» RAW DATA
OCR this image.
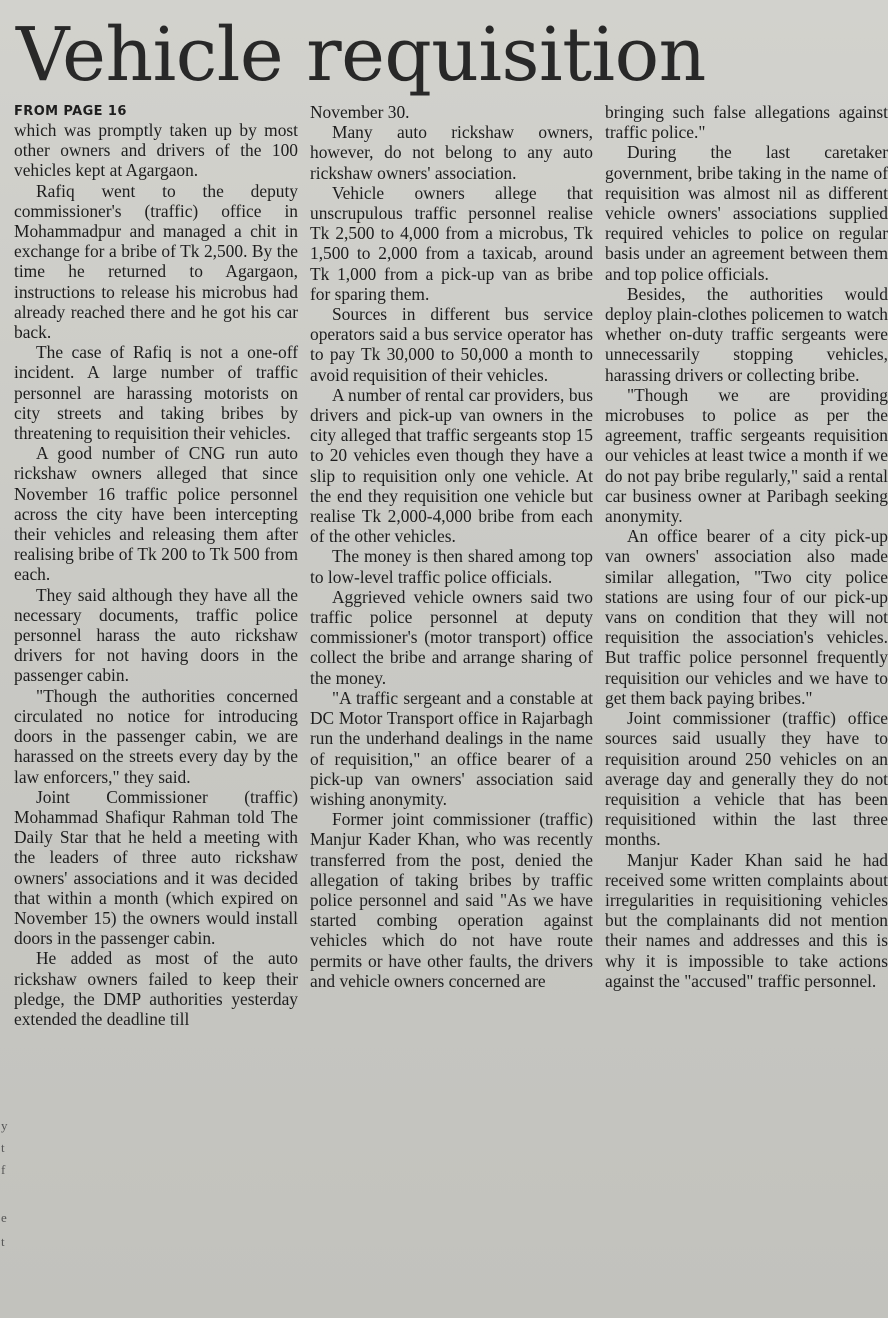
y
t
f
e
t
Vehicle requisition
FROM PAGE 16

which was promptly taken up by most other owners and drivers of the 100 vehicles kept at Agargaon.

Rafiq went to the deputy commissioner's (traffic) office in Mohammadpur and managed a chit in exchange for a bribe of Tk 2,500. By the time he returned to Agargaon, instructions to release his microbus had already reached there and he got his car back.

The case of Rafiq is not a one-off incident. A large number of traffic personnel are harassing motorists on city streets and taking bribes by threatening to requisition their vehicles.

A good number of CNG run auto rickshaw owners alleged that since November 16 traffic police personnel across the city have been intercepting their vehicles and releasing them after realising bribe of Tk 200 to Tk 500 from each.

They said although they have all the necessary documents, traffic police personnel harass the auto rickshaw drivers for not having doors in the passenger cabin.

"Though the authorities concerned circulated no notice for introducing doors in the passenger cabin, we are harassed on the streets every day by the law enforcers," they said.

Joint Commissioner (traffic) Mohammad Shafiqur Rahman told The Daily Star that he held a meeting with the leaders of three auto rickshaw owners' associations and it was decided that within a month (which expired on November 15) the owners would install doors in the passenger cabin.

He added as most of the auto rickshaw owners failed to keep their pledge, the DMP authorities yesterday extended the deadline till

November 30.

Many auto rickshaw owners, however, do not belong to any auto rickshaw owners' association.

Vehicle owners allege that unscrupulous traffic personnel realise Tk 2,500 to 4,000 from a microbus, Tk 1,500 to 2,000 from a taxicab, around Tk 1,000 from a pick-up van as bribe for sparing them.

Sources in different bus service operators said a bus service operator has to pay Tk 30,000 to 50,000 a month to avoid requisition of their vehicles.

A number of rental car providers, bus drivers and pick-up van owners in the city alleged that traffic sergeants stop 15 to 20 vehicles even though they have a slip to requisition only one vehicle. At the end they requisition one vehicle but realise Tk 2,000-4,000 bribe from each of the other vehicles.

The money is then shared among top to low-level traffic police officials.

Aggrieved vehicle owners said two traffic police personnel at deputy commissioner's (motor transport) office collect the bribe and arrange sharing of the money.

"A traffic sergeant and a constable at DC Motor Transport office in Rajarbagh run the underhand dealings in the name of requisition," an office bearer of a pick-up van owners' association said wishing anonymity.

Former joint commissioner (traffic) Manjur Kader Khan, who was recently transferred from the post, denied the allegation of taking bribes by traffic police personnel and said "As we have started combing operation against vehicles which do not have route permits or have other faults, the drivers and vehicle owners concerned are

bringing such false allegations against traffic police."

During the last caretaker government, bribe taking in the name of requisition was almost nil as different vehicle owners' associations supplied required vehicles to police on regular basis under an agreement between them and top police officials.

Besides, the authorities would deploy plain-clothes policemen to watch whether on-duty traffic sergeants were unnecessarily stopping vehicles, harassing drivers or collecting bribe.

"Though we are providing microbuses to police as per the agreement, traffic sergeants requisition our vehicles at least twice a month if we do not pay bribe regularly," said a rental car business owner at Paribagh seeking anonymity.

An office bearer of a city pick-up van owners' association also made similar allegation, "Two city police stations are using four of our pick-up vans on condition that they will not requisition the association's vehicles. But traffic police personnel frequently requisition our vehicles and we have to get them back paying bribes."

Joint commissioner (traffic) office sources said usually they have to requisition around 250 vehicles on an average day and generally they do not requisition a vehicle that has been requisitioned within the last three months.

Manjur Kader Khan said he had received some written complaints about irregularities in requisitioning vehicles but the complainants did not mention their names and addresses and this is why it is impossible to take actions against the "accused" traffic personnel.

» TASK TO CARRY OUT
Return each line from the material above exactly, but not the pictures.

» WRITTEN RESPONSE
OCR this image.
y
t
f
e
t
Vehicle requisition
FROM PAGE 16

which was promptly taken up by most other owners and drivers of the 100 vehicles kept at Agargaon.

Rafiq went to the deputy commissioner's (traffic) office in Mohammadpur and managed a chit in exchange for a bribe of Tk 2,500. By the time he returned to Agargaon, instructions to release his microbus had already reached there and he got his car back.

The case of Rafiq is not a one-off incident. A large number of traffic personnel are harassing motorists on city streets and taking bribes by threatening to requisition their vehicles.

A good number of CNG run auto rickshaw owners alleged that since November 16 traffic police personnel across the city have been intercepting their vehicles and releasing them after realising bribe of Tk 200 to Tk 500 from each.

They said although they have all the necessary documents, traffic police personnel harass the auto rickshaw drivers for not having doors in the passenger cabin.

"Though the authorities concerned circulated no notice for introducing doors in the passenger cabin, we are harassed on the streets every day by the law enforcers," they said.

Joint Commissioner (traffic) Mohammad Shafiqur Rahman told The Daily Star that he held a meeting with the leaders of three auto rickshaw owners' associations and it was decided that within a month (which expired on November 15) the owners would install doors in the passenger cabin.

He added as most of the auto rickshaw owners failed to keep their pledge, the DMP authorities yesterday extended the deadline till

November 30.

Many auto rickshaw owners, however, do not belong to any auto rickshaw owners' association.

Vehicle owners allege that unscrupulous traffic personnel realise Tk 2,500 to 4,000 from a microbus, Tk 1,500 to 2,000 from a taxicab, around Tk 1,000 from a pick-up van as bribe for sparing them.

Sources in different bus service operators said a bus service operator has to pay Tk 30,000 to 50,000 a month to avoid requisition of their vehicles.

A number of rental car providers, bus drivers and pick-up van owners in the city alleged that traffic sergeants stop 15 to 20 vehicles even though they have a slip to requisition only one vehicle. At the end they requisition one vehicle but realise Tk 2,000-4,000 bribe from each of the other vehicles.

The money is then shared among top to low-level traffic police officials.

Aggrieved vehicle owners said two traffic police personnel at deputy commissioner's (motor transport) office collect the bribe and arrange sharing of the money.

"A traffic sergeant and a constable at DC Motor Transport office in Rajarbagh run the underhand dealings in the name of requisition," an office bearer of a pick-up van owners' association said wishing anonymity.

Former joint commissioner (traffic) Manjur Kader Khan, who was recently transferred from the post, denied the allegation of taking bribes by traffic police personnel and said "As we have started combing operation against vehicles which do not have route permits or have other faults, the drivers and vehicle owners concerned are

bringing such false allegations against traffic police."

During the last caretaker government, bribe taking in the name of requisition was almost nil as different vehicle owners' associations supplied required vehicles to police on regular basis under an agreement between them and top police officials.

Besides, the authorities would deploy plain-clothes policemen to watch whether on-duty traffic sergeants were unnecessarily stopping vehicles, harassing drivers or collecting bribe.

"Though we are providing microbuses to police as per the agreement, traffic sergeants requisition our vehicles at least twice a month if we do not pay bribe regularly," said a rental car business owner at Paribagh seeking anonymity.

An office bearer of a city pick-up van owners' association also made similar allegation, "Two city police stations are using four of our pick-up vans on condition that they will not requisition the association's vehicles. But traffic police personnel frequently requisition our vehicles and we have to get them back paying bribes."

Joint commissioner (traffic) office sources said usually they have to requisition around 250 vehicles on an average day and generally they do not requisition a vehicle that has been requisitioned within the last three months.

Manjur Kader Khan said he had received some written complaints about irregularities in requisitioning vehicles but the complainants did not mention their names and addresses and this is why it is impossible to take actions against the "accused" traffic personnel.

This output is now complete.